- [PROBLEM REQUIREMENTS]:
For every line in the records that has the word "Karakoram", make a copy.

(Extracted records)
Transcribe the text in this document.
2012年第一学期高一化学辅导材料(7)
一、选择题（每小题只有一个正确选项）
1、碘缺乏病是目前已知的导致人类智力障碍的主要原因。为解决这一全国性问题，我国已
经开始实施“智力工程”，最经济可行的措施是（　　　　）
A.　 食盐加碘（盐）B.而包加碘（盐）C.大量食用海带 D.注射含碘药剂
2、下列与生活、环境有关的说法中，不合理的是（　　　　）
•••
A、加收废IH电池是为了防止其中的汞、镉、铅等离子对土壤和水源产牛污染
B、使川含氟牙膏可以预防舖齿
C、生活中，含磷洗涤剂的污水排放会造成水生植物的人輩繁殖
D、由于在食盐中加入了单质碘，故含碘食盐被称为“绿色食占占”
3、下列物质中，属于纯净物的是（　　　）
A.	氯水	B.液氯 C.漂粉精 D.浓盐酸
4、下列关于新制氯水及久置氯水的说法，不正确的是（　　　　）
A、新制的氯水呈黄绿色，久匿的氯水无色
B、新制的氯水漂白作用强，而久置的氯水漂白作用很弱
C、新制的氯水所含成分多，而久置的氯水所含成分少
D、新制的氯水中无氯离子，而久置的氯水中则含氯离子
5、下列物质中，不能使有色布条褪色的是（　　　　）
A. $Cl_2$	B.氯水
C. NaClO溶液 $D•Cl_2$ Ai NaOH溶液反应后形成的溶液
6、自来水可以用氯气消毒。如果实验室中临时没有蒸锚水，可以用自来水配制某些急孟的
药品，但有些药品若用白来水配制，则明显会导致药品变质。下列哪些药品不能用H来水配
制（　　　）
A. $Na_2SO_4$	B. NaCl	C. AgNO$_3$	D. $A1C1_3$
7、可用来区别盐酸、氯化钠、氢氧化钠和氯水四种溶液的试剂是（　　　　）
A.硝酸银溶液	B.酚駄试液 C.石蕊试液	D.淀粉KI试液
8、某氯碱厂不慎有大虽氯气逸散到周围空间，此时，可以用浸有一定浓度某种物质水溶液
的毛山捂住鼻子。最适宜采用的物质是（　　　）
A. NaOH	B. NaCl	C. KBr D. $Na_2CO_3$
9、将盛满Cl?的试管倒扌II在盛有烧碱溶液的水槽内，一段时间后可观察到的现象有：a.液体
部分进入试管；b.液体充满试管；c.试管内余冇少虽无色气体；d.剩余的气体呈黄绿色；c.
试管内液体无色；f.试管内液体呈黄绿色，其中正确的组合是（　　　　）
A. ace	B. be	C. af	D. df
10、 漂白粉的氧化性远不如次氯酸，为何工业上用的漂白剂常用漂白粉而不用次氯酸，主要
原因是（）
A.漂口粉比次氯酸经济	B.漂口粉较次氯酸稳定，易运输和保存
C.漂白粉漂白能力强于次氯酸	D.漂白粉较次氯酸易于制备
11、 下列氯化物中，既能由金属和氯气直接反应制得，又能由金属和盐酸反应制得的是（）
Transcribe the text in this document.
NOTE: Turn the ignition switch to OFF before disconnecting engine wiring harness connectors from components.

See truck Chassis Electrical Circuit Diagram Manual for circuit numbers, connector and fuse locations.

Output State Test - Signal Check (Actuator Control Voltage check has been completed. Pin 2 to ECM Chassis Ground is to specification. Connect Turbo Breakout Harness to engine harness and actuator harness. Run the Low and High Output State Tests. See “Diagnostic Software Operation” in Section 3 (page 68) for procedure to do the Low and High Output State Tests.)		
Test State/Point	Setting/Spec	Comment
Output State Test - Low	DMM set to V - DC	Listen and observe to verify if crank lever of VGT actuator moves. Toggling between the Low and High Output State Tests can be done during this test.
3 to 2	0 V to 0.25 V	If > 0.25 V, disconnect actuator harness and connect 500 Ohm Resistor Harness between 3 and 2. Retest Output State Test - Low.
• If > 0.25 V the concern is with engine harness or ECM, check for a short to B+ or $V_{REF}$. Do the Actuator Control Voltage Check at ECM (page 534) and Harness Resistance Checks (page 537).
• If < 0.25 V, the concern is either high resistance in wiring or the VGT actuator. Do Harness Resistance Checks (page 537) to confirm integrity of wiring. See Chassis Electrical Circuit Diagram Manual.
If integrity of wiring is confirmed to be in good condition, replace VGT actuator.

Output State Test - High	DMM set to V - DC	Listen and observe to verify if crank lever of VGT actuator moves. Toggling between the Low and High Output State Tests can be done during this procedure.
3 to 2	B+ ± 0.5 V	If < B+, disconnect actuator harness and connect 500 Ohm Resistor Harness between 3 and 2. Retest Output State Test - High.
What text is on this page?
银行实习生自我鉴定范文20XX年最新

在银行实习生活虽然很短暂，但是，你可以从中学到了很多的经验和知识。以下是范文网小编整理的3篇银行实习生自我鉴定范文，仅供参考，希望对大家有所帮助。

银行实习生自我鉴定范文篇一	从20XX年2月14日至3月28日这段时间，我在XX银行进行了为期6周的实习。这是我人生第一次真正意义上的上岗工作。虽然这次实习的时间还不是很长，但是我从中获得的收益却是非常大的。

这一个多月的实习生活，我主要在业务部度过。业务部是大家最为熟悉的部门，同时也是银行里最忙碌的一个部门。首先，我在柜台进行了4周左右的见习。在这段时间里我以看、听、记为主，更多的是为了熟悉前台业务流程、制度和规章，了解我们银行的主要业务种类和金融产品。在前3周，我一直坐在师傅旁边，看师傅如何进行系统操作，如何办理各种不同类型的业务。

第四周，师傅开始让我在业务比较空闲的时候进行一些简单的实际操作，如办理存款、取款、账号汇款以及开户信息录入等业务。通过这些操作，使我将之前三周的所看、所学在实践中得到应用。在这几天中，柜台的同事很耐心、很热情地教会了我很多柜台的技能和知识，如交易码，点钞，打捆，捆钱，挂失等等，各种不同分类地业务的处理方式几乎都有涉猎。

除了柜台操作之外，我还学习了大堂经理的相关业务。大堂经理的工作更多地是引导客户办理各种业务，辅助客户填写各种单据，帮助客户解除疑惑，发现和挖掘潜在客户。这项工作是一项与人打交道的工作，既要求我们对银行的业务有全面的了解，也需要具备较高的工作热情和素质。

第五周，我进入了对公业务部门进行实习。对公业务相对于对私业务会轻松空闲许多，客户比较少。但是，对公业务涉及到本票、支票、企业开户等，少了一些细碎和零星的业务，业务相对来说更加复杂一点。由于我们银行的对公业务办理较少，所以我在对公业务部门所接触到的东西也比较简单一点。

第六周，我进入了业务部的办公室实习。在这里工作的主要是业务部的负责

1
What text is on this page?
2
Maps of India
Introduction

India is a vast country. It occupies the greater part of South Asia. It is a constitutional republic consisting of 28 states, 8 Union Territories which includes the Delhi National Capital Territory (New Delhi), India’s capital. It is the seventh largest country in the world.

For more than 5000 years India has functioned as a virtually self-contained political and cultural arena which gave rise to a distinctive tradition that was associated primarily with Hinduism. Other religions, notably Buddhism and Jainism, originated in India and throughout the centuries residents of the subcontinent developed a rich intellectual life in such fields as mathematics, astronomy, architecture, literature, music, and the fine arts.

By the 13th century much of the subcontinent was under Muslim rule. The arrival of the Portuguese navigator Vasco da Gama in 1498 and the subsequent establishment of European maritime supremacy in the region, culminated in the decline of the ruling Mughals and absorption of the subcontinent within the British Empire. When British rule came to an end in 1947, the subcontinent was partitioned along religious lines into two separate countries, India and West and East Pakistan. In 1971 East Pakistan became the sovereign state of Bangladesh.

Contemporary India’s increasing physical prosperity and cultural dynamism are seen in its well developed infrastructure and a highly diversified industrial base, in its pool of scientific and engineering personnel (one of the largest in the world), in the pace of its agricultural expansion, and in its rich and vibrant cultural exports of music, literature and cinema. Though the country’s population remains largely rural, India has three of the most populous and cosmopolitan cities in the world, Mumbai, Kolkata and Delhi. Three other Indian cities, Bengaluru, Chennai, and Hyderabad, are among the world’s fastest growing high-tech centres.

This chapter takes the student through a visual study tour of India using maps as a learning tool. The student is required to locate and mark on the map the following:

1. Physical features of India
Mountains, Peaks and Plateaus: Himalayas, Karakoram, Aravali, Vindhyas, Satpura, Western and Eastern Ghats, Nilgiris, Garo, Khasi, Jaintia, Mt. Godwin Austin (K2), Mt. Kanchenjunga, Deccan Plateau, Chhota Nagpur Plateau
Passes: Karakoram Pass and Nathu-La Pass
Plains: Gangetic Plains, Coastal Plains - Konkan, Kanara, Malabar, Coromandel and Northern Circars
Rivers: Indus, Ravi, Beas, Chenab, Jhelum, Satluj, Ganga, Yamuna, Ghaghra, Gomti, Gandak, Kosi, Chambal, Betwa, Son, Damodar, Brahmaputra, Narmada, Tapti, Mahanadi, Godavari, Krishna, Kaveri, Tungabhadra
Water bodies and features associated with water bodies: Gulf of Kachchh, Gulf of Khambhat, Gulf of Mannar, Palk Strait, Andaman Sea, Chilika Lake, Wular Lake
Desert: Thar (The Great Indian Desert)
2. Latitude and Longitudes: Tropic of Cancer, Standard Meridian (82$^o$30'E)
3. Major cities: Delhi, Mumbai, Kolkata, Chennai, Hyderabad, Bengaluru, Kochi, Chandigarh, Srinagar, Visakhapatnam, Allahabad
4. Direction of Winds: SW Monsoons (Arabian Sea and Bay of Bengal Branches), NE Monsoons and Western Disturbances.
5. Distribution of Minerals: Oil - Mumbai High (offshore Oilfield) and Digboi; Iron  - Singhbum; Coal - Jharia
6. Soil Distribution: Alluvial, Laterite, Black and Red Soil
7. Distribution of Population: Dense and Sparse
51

- [REPLY]:
Mountains, Peaks and Plateaus: Himalayas, Karakoram, Aravali, Vindhyas, Satpura, Western and Eastern Ghats, Nilgiris, Garo, Khasi, Jaintia, Mt. Godwin Austin (K2), Mt. Kanchenjunga, Deccan Plateau, Chhota Nagpur Plateau
Passes: Karakoram Pass and Nathu-La Pass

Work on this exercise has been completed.